# goblin valley, little wildhorse bell canyon loop trip



## Riden (Jun 16, 2011)

my buddy an i head out to gv last week to check out the valley of goblins as well as hittin up the little wildhorse bell canyon loop ... was an epic time a little on the hot side but nothin huggin some shade couldnt take care of ... had a freakin blast and cant wait to get back down south soon!


----------



## sawsman (Sep 13, 2007)

Sounds like you guys had a great time. Looks like a neat rocky area to dink around in...


----------



## Riden (Jun 16, 2011)

It was a great time for sure ... The little wild horse bell canyon loop is 8 miles of amazing ... Deff wanna do the loop in the morning due to the insane heat mid day down there .... But I deff recommend it!


----------



## deadicated1 (Mar 17, 2008)

that place is awesome!!! i took a group of troubled youth through there about 5 years ago and we had a blast. the repels were cool and those tight canyons were amazing. but after i watched 127 hours, it gave a little different perspective on that kind of fun! glad you guys had a good time


----------



## LOAH (Sep 29, 2007)

Nice! One of the coolest places on Earth.


----------



## Riden (Jun 16, 2011)

Most deff LOAH!


----------

_Extracted records_
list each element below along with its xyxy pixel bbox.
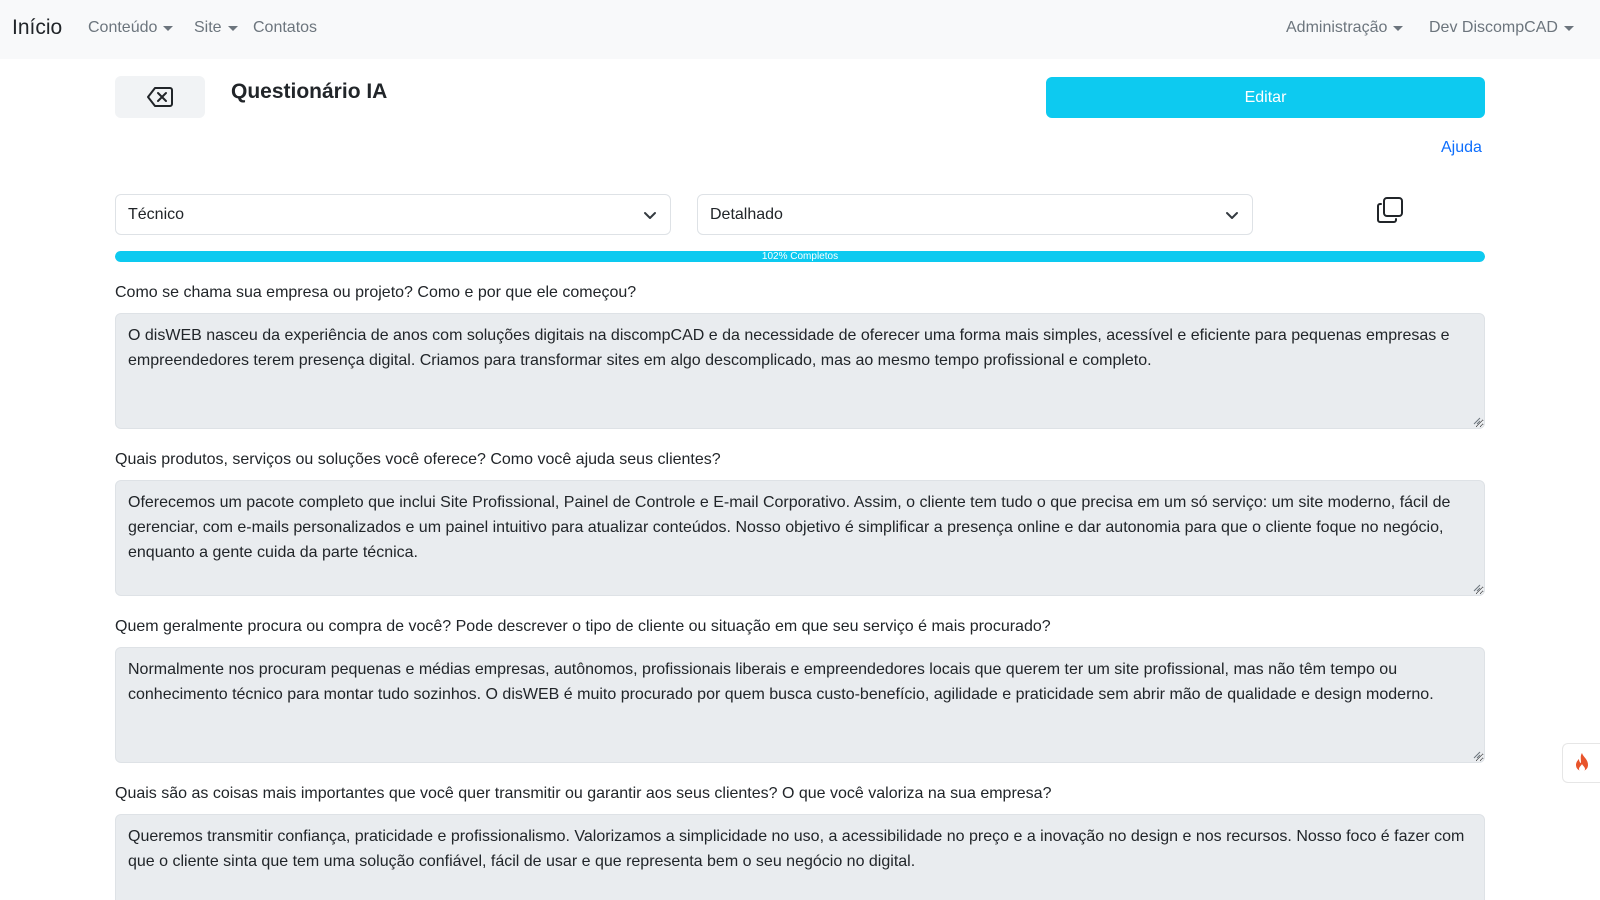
progress-bar-fill: 102% Completos bbox=[115, 251, 1485, 262]
nav-brand-home[interactable]: Início bbox=[12, 16, 62, 40]
nav-item-user-menu[interactable]: Dev DiscompCAD bbox=[1429, 19, 1574, 37]
answer-text: O disWEB nasceu da experiência de anos c… bbox=[128, 327, 1450, 369]
chevron-down-icon bbox=[1226, 211, 1238, 219]
question-label: Quem geralmente procura ou compra de voc… bbox=[115, 618, 1051, 635]
fire-icon bbox=[1575, 753, 1588, 772]
backspace-icon bbox=[147, 87, 173, 107]
caret-down-icon bbox=[1393, 25, 1404, 31]
nav-item-conteudo[interactable]: Conteúdo bbox=[88, 19, 174, 37]
page-title: Questionário IA bbox=[231, 80, 388, 103]
resize-grip-icon[interactable] bbox=[1473, 751, 1481, 759]
edit-button[interactable]: Editar bbox=[1046, 77, 1485, 118]
floating-fire-widget[interactable] bbox=[1562, 743, 1600, 783]
tone-select-value: Técnico bbox=[128, 205, 185, 223]
question-label: Quais são as coisas mais importantes que… bbox=[115, 785, 1052, 802]
detail-select[interactable]: Detalhado bbox=[697, 194, 1253, 235]
answer-text: Normalmente nos procuram pequenas e médi… bbox=[128, 661, 1434, 703]
help-link[interactable]: Ajuda bbox=[1441, 139, 1482, 157]
question-label: Quais produtos, serviços ou soluções voc… bbox=[115, 451, 721, 468]
nav-item-label: Dev DiscompCAD bbox=[1429, 19, 1558, 36]
chevron-down-icon bbox=[644, 211, 656, 219]
nav-item-site[interactable]: Site bbox=[194, 19, 238, 37]
caret-down-icon bbox=[227, 25, 238, 31]
completion-progress: 102% Completos bbox=[115, 251, 1485, 262]
back-button[interactable] bbox=[115, 76, 205, 118]
tone-select[interactable]: Técnico bbox=[115, 194, 671, 235]
question-label: Como se chama sua empresa ou projeto? Co… bbox=[115, 284, 637, 301]
answer-textarea[interactable]: Normalmente nos procuram pequenas e médi… bbox=[115, 647, 1485, 763]
answer-text: Oferecemos um pacote completo que inclui… bbox=[128, 494, 1451, 561]
copy-button[interactable] bbox=[1374, 194, 1406, 226]
caret-down-icon bbox=[163, 25, 174, 31]
nav-item-label: Conteúdo bbox=[88, 19, 158, 36]
resize-grip-icon[interactable] bbox=[1473, 417, 1481, 425]
top-navbar: Início Conteúdo Site Contatos Administra… bbox=[0, 0, 1600, 59]
copy-icon bbox=[1377, 197, 1403, 223]
answer-textarea[interactable]: Oferecemos um pacote completo que inclui… bbox=[115, 480, 1485, 596]
nav-item-administracao[interactable]: Administração bbox=[1286, 19, 1404, 37]
nav-item-label: Administração bbox=[1286, 19, 1388, 36]
resize-grip-icon[interactable] bbox=[1473, 584, 1481, 592]
answer-text: Queremos transmitir confiança, praticida… bbox=[128, 828, 1465, 870]
nav-item-label: Site bbox=[194, 19, 222, 36]
nav-item-label: Contatos bbox=[253, 19, 318, 36]
answer-textarea[interactable]: Queremos transmitir confiança, praticida… bbox=[115, 814, 1485, 900]
nav-item-contatos[interactable]: Contatos bbox=[253, 19, 317, 37]
answer-textarea[interactable]: O disWEB nasceu da experiência de anos c… bbox=[115, 313, 1485, 429]
detail-select-value: Detalhado bbox=[710, 205, 783, 223]
caret-down-icon bbox=[1563, 25, 1574, 31]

_Exercises_
• 1. From the Goblin Valley thread, reproduce the passage that begins with the words containing "# goblin valley, little" and ends with "down south soon!".
• 2. List every distinct username that posts in the Goblin Valley thread.
• 3. According to the Goblin Valley thread, how long is the Little Wildhorse Bell Canyon loop?

_Complete answers_
• 1.
# goblin valley, little wildhorse bell canyon loop trip



## Riden (Jun 16, 2011)

my buddy an i head out to gv last week to check out the valley of goblins as well as hittin up the little wildhorse bell canyon loop ... was an epic time a little on the hot side but nothin huggin some shade couldnt take care of ... had a freakin blast and cant wait to get back down south soon!

• 2. Riden, sawsman, deadicated1, LOAH

• 3. It is 8 miles long.